Exercise goal ▸
Copy out lines with the word "name" from the material that follows.

[Stored data]

==================================================

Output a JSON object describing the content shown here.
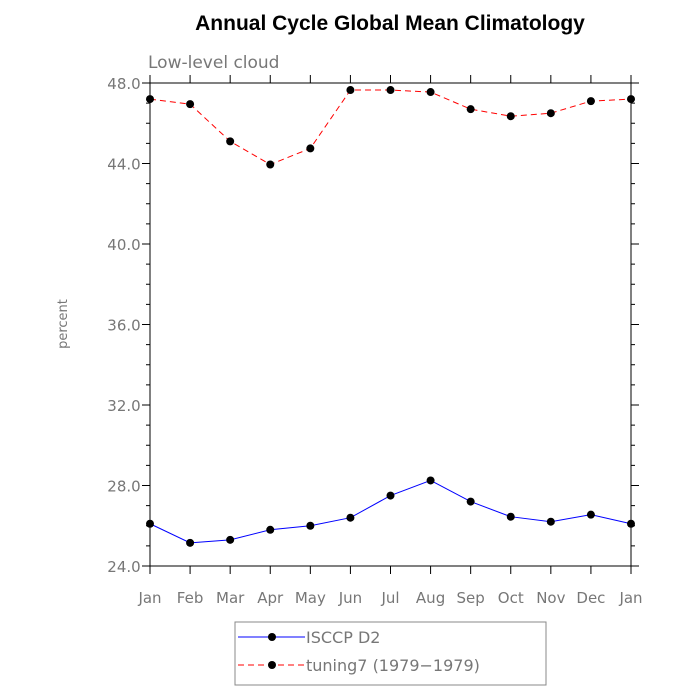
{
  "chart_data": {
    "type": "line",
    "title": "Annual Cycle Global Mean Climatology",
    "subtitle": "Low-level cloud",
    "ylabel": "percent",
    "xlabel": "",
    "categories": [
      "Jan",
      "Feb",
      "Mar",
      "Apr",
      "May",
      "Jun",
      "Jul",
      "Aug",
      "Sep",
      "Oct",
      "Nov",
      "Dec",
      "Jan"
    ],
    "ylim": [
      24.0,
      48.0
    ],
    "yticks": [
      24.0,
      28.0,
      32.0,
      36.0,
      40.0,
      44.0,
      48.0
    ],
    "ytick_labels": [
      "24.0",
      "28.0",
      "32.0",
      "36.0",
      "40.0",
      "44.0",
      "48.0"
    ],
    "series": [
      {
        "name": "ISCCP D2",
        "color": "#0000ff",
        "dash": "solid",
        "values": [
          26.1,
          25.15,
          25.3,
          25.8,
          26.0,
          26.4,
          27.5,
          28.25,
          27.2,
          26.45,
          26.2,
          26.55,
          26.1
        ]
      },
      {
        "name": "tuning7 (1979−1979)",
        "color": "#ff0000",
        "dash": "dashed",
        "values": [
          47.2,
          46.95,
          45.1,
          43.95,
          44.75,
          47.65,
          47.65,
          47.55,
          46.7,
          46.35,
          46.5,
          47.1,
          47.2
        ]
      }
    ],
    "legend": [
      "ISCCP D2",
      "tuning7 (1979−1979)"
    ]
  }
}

==================================================

Correct answer ▸
        "name": "ISCCP D2",
        "name": "tuning7 (1979−1979)",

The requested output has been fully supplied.